_Aufgabe_. Führen Sie den Beschluss zur Vergütung des Nebenklagevertreters im Anschluss an seinen letzten Satz fort.

══ Ausgangstext ══

StPO § 397a Abs. 2, 3; RVG §§ 48 Abs. 6 S. 1, 55
Leitsatz
- Der Nebenklagevertreter hat keinen Anspruch auf Festsetzung und Erstattung seiner Gebühren und Auslagen gegen die Staatskasse nach § 55 RVG, soweit diese vor Beantragung der Prozesskostenhilfe nach § 397a Abs. 2 StPO entstanden beziehungsweise angefallen sind.
- § 48 Abs. 6 S. 1 RVG ist für einen Rechtsanwalt, der als Nebenklagevertreter unter Bewilligung von Prozesskostenhilfe hinzugezogen wird, nicht anwendbar (entgegen: OLG Koblenz, Beschl. v. 14.6.2007 – 2 Ws 300/07 [= AGS 2007, 507]).
- Bereits die Auslegung des Wortlautes der für die vorliegende rechtliche Konstellation geltenden Vorschriften des § 397a Abs. 2 und 3 StPO sowie der Prozesskostenhilfe (§§ 114 bis 127 ZPO) spricht gegen eine Anwendbarkeit des § 48 Abs. 6 S. 1 RVG.
OLG Celle, Beschl. v. 13.11.2018 – 2 Ws 426/18
1 Sachverhalt
In dem Strafverfahren vor dem AG ist mit Beschl. v. 19.6.2017 die Nebenklage zugelassen worden. Der Beschwerdeführer ist Rechtsanwalt und in der Hauptverhandlung als Vertreter des Nebenklägers aufgetreten. Die Hauptverhandlung erstreckte sich über 14 Termine im Zeitraum vom 23.8.2017 bis zum 26.2.2018. Bei Gericht eingehend am 7.12.2017 beantragte der Nebenkläger mit Schreiben vom 6.12.2017 für die Hinzuziehung seines Rechtsanwalts Prozesskostenhilfe nach § 397a Abs. 2 StPO. Diesen Antrag auf Gewährung von Prozesskostenhilfe hat das AG durch Beschluss in dem Hauptverhandlungstermin vom 8.12.2017 ohne Ratenzahlung bewilligt.

═══
══ Gespeicherte Datensätze ══

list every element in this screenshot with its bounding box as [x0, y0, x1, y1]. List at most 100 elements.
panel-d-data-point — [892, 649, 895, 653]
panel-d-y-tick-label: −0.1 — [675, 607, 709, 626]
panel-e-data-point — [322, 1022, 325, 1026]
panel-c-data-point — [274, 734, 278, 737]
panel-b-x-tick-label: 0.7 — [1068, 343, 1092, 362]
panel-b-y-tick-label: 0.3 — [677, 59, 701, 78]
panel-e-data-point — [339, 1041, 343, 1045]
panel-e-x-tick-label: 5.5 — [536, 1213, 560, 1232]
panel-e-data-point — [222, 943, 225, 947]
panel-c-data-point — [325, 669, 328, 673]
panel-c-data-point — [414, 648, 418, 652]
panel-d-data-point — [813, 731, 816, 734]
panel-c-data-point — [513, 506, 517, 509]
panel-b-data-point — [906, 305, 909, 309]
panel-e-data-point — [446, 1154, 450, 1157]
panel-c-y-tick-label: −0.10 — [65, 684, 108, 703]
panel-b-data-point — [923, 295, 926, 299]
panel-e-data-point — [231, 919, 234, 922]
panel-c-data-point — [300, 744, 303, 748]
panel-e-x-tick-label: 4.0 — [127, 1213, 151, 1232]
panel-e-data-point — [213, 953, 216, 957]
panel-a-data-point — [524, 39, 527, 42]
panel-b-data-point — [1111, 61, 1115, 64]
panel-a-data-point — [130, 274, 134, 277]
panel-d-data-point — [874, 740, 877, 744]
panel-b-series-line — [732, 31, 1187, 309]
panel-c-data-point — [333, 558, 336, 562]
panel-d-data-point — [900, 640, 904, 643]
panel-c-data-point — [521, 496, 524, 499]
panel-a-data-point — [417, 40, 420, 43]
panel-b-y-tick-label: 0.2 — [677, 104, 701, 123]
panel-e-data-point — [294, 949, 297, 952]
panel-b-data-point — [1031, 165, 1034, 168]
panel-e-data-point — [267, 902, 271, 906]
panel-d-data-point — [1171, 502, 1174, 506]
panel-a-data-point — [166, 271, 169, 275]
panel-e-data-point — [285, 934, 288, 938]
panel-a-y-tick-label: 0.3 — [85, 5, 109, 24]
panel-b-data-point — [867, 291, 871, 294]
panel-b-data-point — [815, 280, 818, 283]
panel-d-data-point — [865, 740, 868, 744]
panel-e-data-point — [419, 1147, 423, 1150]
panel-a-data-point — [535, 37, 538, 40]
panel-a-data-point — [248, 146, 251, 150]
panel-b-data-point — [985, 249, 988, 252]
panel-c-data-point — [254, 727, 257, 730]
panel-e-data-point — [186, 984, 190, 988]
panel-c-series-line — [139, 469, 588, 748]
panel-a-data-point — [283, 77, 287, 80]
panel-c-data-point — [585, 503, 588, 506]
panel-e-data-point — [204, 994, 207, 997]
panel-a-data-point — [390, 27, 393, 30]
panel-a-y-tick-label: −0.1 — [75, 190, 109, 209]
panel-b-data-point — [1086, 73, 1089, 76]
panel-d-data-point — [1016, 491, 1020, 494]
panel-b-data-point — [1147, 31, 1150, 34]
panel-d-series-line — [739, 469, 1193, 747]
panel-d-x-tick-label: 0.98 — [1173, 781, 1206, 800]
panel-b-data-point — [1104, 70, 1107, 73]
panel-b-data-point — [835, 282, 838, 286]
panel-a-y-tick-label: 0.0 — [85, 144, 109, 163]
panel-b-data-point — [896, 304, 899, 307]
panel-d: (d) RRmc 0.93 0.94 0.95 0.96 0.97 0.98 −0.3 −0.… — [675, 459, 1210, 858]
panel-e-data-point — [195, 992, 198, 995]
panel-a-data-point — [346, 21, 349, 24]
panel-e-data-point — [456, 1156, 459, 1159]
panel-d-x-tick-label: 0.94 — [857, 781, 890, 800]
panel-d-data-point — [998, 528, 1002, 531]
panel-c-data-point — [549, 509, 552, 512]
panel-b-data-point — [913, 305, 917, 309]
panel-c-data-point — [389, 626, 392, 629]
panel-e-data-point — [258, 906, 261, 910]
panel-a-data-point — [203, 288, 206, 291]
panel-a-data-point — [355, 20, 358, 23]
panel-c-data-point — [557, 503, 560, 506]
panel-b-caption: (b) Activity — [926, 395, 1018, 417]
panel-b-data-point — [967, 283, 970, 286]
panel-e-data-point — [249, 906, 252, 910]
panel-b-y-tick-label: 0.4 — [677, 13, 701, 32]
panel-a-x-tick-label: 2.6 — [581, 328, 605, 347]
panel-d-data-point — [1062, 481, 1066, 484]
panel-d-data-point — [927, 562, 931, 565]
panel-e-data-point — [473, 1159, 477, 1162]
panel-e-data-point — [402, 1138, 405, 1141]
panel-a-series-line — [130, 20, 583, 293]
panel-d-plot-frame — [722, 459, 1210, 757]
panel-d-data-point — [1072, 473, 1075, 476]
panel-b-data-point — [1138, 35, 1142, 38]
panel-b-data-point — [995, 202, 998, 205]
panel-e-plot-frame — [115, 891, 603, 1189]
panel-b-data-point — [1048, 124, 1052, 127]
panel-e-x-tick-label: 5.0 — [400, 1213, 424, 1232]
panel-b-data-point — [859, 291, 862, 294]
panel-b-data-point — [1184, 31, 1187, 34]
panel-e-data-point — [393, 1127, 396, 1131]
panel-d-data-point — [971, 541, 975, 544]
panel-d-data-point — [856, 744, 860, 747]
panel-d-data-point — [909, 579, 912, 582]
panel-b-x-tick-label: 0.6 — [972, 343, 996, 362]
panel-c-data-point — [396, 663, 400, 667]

═══

_Endergebnis_.
Mit seinem Schreiben vom 22.5.2018 beantragt der Nebenklagevertreter die Festsetzung und Erstattung im Einzelnen dargelegter Gebühren und Kosten. Diese umfassen auch den Zeitraum vor der Antragstellung nach § 397a Abs. 2 StPO.
Abweichend von diesem Antrag hat die Kostenbeamtin des AG in dem angefochtenen Kostenfestsetzungsbeschluss vom 14.6.2018 die beantragte Erstattung um den Betrag von 1.822,84 EUR gekürzt unter Hinweis darauf, dass eine Rückwirkung der Prozesskostenhilfe auf einen Zeitpunkt vor der Antragstellung ausgeschlossen sei.
Im Einzelnen wurden folgende geltend gemachte Gebühren und Kosten abgesetzt:
Gebühr |
Nr. VV RVG |
Betrag in EUR |
Grundgebühr |
4100 |
160,00 |
Verfahrensgebühr |
4104 |
132,00 |
5 Termingebühren zu je 220,00 EUR (HVT vom 23.8.2017, 13.9.2017, 20.10.2017, 10.11.2017 und 24.11.2017) |
4108 |
1.100,00 |
Postauslagenpauschale |
7002 |
20,00 |
(Ermittlungsverfahren) |
|
|
Kopierkosten bis 5.12.2017 |
7000 |
119,80 |
anteilige Umsatzsteuer |
7008 |
291,04 |
Summe |
|
1.822,84 |
Mit seiner Erinnerung vom 10.7.2018 gegen den Kostenfestsetzungsbeschluss verfolgt der Nebenklagevertreter seinen Antrag auf Kostenfestsetzung in voller Höhe weiter und verweist hierzu auf die Bestimmung des § 48 Abs. 6 S. 1 RVG. Die Kostenbeamtin hat der Erinnerung nicht abgeholfen und den Vorgang zur Stellungnahme der Bezirksrevisorin vorgelegt. Die Bezirksrevisorin hat mit ausführlicher Begründung vom 1.8.2018 sowie ergänzend vom 10.8.2018 bei dem AG den Antrag gestellt, die Erinnerung zurückzuweisen. Mit Beschl. v. 20.8.2018 hat das AG die durch die Kostenbeamtin abgesetzten Beträge dem Nebenklagevertreter zugesprochen und die zu erstattende Vergütung dem Antrag des Nebenklagevertreters entsprechend festgesetzt.
Hiergegen hat sich die Bezirksrevisorin mit ihrer Beschwerde vom 30.8.2018 gewandt und beantragt, den Beschluss des AG v. 20.8.2018 aufzuheben. Das AG hat der Beschwerde nicht abgeholfen.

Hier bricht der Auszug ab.